Exercise aim
Reproduce the records below exactly as given.

---

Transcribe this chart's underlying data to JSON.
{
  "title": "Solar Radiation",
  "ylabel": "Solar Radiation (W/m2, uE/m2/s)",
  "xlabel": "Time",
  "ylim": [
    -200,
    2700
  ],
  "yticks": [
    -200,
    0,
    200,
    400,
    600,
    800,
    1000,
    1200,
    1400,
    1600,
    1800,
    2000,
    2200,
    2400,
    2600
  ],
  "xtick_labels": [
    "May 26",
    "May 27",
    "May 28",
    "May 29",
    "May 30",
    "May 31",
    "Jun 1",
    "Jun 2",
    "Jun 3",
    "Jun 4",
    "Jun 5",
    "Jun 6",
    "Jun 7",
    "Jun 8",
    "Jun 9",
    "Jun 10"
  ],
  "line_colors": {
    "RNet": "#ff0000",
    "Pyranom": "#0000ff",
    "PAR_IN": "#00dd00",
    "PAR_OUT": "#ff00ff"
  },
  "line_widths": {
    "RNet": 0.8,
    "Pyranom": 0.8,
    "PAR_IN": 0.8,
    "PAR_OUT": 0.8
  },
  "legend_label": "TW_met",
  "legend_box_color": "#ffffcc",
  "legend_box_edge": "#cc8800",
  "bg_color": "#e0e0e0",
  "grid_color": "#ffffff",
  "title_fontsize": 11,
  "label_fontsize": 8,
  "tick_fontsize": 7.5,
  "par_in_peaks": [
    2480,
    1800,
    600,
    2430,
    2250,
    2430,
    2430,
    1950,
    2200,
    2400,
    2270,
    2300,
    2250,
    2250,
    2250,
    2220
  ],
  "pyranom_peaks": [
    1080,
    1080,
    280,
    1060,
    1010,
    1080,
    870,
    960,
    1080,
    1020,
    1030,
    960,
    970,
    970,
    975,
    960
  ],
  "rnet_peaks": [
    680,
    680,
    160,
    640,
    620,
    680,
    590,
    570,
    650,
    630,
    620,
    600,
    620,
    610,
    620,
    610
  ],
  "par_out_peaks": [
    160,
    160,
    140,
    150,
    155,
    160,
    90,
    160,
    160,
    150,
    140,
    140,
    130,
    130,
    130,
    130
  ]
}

---

Result below
Transcribe this chart's underlying data to JSON.
{
  "title": "Solar Radiation",
  "ylabel": "Solar Radiation (W/m2, uE/m2/s)",
  "xlabel": "Time",
  "ylim": [
    -200,
    2700
  ],
  "yticks": [
    -200,
    0,
    200,
    400,
    600,
    800,
    1000,
    1200,
    1400,
    1600,
    1800,
    2000,
    2200,
    2400,
    2600
  ],
  "xtick_labels": [
    "May 26",
    "May 27",
    "May 28",
    "May 29",
    "May 30",
    "May 31",
    "Jun 1",
    "Jun 2",
    "Jun 3",
    "Jun 4",
    "Jun 5",
    "Jun 6",
    "Jun 7",
    "Jun 8",
    "Jun 9",
    "Jun 10"
  ],
  "line_colors": {
    "RNet": "#ff0000",
    "Pyranom": "#0000ff",
    "PAR_IN": "#00dd00",
    "PAR_OUT": "#ff00ff"
  },
  "line_widths": {
    "RNet": 0.8,
    "Pyranom": 0.8,
    "PAR_IN": 0.8,
    "PAR_OUT": 0.8
  },
  "legend_label": "TW_met",
  "legend_box_color": "#ffffcc",
  "legend_box_edge": "#cc8800",
  "bg_color": "#e0e0e0",
  "grid_color": "#ffffff",
  "title_fontsize": 11,
  "label_fontsize": 8,
  "tick_fontsize": 7.5,
  "par_in_peaks": [
    2480,
    1800,
    600,
    2430,
    2250,
    2430,
    2430,
    1950,
    2200,
    2400,
    2270,
    2300,
    2250,
    2250,
    2250,
    2220
  ],
  "pyranom_peaks": [
    1080,
    1080,
    280,
    1060,
    1010,
    1080,
    870,
    960,
    1080,
    1020,
    1030,
    960,
    970,
    970,
    975,
    960
  ],
  "rnet_peaks": [
    680,
    680,
    160,
    640,
    620,
    680,
    590,
    570,
    650,
    630,
    620,
    600,
    620,
    610,
    620,
    610
  ],
  "par_out_peaks": [
    160,
    160,
    140,
    150,
    155,
    160,
    90,
    160,
    160,
    150,
    140,
    140,
    130,
    130,
    130,
    130
  ]
}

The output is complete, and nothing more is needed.